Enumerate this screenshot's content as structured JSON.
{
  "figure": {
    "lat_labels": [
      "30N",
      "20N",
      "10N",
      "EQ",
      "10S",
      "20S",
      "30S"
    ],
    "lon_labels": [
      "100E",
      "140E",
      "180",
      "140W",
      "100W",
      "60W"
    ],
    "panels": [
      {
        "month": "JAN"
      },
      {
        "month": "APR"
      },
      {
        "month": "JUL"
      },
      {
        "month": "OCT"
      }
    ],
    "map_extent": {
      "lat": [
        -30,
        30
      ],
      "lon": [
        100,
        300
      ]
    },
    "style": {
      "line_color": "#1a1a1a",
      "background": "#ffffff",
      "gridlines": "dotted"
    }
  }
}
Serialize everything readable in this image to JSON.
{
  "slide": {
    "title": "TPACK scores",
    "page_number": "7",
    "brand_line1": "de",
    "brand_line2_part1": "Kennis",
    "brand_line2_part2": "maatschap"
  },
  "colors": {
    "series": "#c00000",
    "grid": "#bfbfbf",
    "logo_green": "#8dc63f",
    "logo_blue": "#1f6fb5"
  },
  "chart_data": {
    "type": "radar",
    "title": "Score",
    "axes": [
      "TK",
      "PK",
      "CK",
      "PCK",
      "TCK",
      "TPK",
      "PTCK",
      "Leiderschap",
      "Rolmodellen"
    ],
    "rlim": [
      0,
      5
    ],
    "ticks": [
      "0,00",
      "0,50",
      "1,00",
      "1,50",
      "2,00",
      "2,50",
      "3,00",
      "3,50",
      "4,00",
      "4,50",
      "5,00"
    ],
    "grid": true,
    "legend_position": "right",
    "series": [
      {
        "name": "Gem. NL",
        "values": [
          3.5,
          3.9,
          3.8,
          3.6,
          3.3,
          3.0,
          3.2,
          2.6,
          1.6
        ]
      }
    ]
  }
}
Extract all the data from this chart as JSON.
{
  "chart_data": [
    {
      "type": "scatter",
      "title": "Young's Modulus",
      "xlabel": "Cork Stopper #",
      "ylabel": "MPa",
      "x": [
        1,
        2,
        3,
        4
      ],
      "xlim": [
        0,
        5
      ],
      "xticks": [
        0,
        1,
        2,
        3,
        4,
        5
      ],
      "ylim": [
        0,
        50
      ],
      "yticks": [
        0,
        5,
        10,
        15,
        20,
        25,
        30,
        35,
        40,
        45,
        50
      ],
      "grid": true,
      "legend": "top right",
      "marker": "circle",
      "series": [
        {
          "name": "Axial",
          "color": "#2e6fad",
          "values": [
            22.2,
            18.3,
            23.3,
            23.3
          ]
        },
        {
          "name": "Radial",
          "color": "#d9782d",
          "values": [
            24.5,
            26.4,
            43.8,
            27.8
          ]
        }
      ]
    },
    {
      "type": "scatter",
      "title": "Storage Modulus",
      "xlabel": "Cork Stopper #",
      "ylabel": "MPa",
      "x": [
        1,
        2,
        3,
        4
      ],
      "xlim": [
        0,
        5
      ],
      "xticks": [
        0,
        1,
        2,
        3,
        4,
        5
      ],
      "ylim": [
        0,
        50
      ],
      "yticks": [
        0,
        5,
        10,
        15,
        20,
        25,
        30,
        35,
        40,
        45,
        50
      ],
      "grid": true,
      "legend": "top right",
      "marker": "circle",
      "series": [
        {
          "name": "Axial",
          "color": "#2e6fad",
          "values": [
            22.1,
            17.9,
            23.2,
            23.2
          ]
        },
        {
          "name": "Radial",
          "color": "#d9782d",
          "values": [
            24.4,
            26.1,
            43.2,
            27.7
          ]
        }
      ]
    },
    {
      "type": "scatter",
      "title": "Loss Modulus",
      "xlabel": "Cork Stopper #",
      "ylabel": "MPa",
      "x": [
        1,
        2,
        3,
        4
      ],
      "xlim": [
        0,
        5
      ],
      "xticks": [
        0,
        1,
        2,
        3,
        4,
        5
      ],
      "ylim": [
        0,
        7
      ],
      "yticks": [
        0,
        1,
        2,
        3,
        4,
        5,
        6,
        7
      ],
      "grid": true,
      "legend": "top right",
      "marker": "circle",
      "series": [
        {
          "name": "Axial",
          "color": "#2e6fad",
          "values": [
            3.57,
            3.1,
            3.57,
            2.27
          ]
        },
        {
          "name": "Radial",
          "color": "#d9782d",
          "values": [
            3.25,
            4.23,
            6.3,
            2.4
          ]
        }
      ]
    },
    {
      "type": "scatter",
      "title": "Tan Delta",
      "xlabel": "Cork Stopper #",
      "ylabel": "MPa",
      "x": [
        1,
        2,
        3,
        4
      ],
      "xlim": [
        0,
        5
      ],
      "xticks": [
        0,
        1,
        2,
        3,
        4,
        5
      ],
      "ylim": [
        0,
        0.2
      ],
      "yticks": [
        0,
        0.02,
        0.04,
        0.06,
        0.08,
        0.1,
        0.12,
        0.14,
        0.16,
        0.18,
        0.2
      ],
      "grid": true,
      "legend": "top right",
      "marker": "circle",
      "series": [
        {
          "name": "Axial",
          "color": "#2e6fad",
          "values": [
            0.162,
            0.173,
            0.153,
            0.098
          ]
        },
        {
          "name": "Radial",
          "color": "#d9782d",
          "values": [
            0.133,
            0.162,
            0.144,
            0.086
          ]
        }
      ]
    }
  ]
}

● ● ● ● ● ● ●

--- What you are asked to do ---
Quote each line of the data above exactly as written.

--- Task result ---
Enumerate this screenshot's content as structured JSON.
{
  "figure": {
    "lat_labels": [
      "30N",
      "20N",
      "10N",
      "EQ",
      "10S",
      "20S",
      "30S"
    ],
    "lon_labels": [
      "100E",
      "140E",
      "180",
      "140W",
      "100W",
      "60W"
    ],
    "panels": [
      {
        "month": "JAN"
      },
      {
        "month": "APR"
      },
      {
        "month": "JUL"
      },
      {
        "month": "OCT"
      }
    ],
    "map_extent": {
      "lat": [
        -30,
        30
      ],
      "lon": [
        100,
        300
      ]
    },
    "style": {
      "line_color": "#1a1a1a",
      "background": "#ffffff",
      "gridlines": "dotted"
    }
  }
}
Serialize everything readable in this image to JSON.
{
  "slide": {
    "title": "TPACK scores",
    "page_number": "7",
    "brand_line1": "de",
    "brand_line2_part1": "Kennis",
    "brand_line2_part2": "maatschap"
  },
  "colors": {
    "series": "#c00000",
    "grid": "#bfbfbf",
    "logo_green": "#8dc63f",
    "logo_blue": "#1f6fb5"
  },
  "chart_data": {
    "type": "radar",
    "title": "Score",
    "axes": [
      "TK",
      "PK",
      "CK",
      "PCK",
      "TCK",
      "TPK",
      "PTCK",
      "Leiderschap",
      "Rolmodellen"
    ],
    "rlim": [
      0,
      5
    ],
    "ticks": [
      "0,00",
      "0,50",
      "1,00",
      "1,50",
      "2,00",
      "2,50",
      "3,00",
      "3,50",
      "4,00",
      "4,50",
      "5,00"
    ],
    "grid": true,
    "legend_position": "right",
    "series": [
      {
        "name": "Gem. NL",
        "values": [
          3.5,
          3.9,
          3.8,
          3.6,
          3.3,
          3.0,
          3.2,
          2.6,
          1.6
        ]
      }
    ]
  }
}
Extract all the data from this chart as JSON.
{
  "chart_data": [
    {
      "type": "scatter",
      "title": "Young's Modulus",
      "xlabel": "Cork Stopper #",
      "ylabel": "MPa",
      "x": [
        1,
        2,
        3,
        4
      ],
      "xlim": [
        0,
        5
      ],
      "xticks": [
        0,
        1,
        2,
        3,
        4,
        5
      ],
      "ylim": [
        0,
        50
      ],
      "yticks": [
        0,
        5,
        10,
        15,
        20,
        25,
        30,
        35,
        40,
        45,
        50
      ],
      "grid": true,
      "legend": "top right",
      "marker": "circle",
      "series": [
        {
          "name": "Axial",
          "color": "#2e6fad",
          "values": [
            22.2,
            18.3,
            23.3,
            23.3
          ]
        },
        {
          "name": "Radial",
          "color": "#d9782d",
          "values": [
            24.5,
            26.4,
            43.8,
            27.8
          ]
        }
      ]
    },
    {
      "type": "scatter",
      "title": "Storage Modulus",
      "xlabel": "Cork Stopper #",
      "ylabel": "MPa",
      "x": [
        1,
        2,
        3,
        4
      ],
      "xlim": [
        0,
        5
      ],
      "xticks": [
        0,
        1,
        2,
        3,
        4,
        5
      ],
      "ylim": [
        0,
        50
      ],
      "yticks": [
        0,
        5,
        10,
        15,
        20,
        25,
        30,
        35,
        40,
        45,
        50
      ],
      "grid": true,
      "legend": "top right",
      "marker": "circle",
      "series": [
        {
          "name": "Axial",
          "color": "#2e6fad",
          "values": [
            22.1,
            17.9,
            23.2,
            23.2
          ]
        },
        {
          "name": "Radial",
          "color": "#d9782d",
          "values": [
            24.4,
            26.1,
            43.2,
            27.7
          ]
        }
      ]
    },
    {
      "type": "scatter",
      "title": "Loss Modulus",
      "xlabel": "Cork Stopper #",
      "ylabel": "MPa",
      "x": [
        1,
        2,
        3,
        4
      ],
      "xlim": [
        0,
        5
      ],
      "xticks": [
        0,
        1,
        2,
        3,
        4,
        5
      ],
      "ylim": [
        0,
        7
      ],
      "yticks": [
        0,
        1,
        2,
        3,
        4,
        5,
        6,
        7
      ],
      "grid": true,
      "legend": "top right",
      "marker": "circle",
      "series": [
        {
          "name": "Axial",
          "color": "#2e6fad",
          "values": [
            3.57,
            3.1,
            3.57,
            2.27
          ]
        },
        {
          "name": "Radial",
          "color": "#d9782d",
          "values": [
            3.25,
            4.23,
            6.3,
            2.4
          ]
        }
      ]
    },
    {
      "type": "scatter",
      "title": "Tan Delta",
      "xlabel": "Cork Stopper #",
      "ylabel": "MPa",
      "x": [
        1,
        2,
        3,
        4
      ],
      "xlim": [
        0,
        5
      ],
      "xticks": [
        0,
        1,
        2,
        3,
        4,
        5
      ],
      "ylim": [
        0,
        0.2
      ],
      "yticks": [
        0,
        0.02,
        0.04,
        0.06,
        0.08,
        0.1,
        0.12,
        0.14,
        0.16,
        0.18,
        0.2
      ],
      "grid": true,
      "legend": "top right",
      "marker": "circle",
      "series": [
        {
          "name": "Axial",
          "color": "#2e6fad",
          "values": [
            0.162,
            0.173,
            0.153,
            0.098
          ]
        },
        {
          "name": "Radial",
          "color": "#d9782d",
          "values": [
            0.133,
            0.162,
            0.144,
            0.086
          ]
        }
      ]
    }
  ]
}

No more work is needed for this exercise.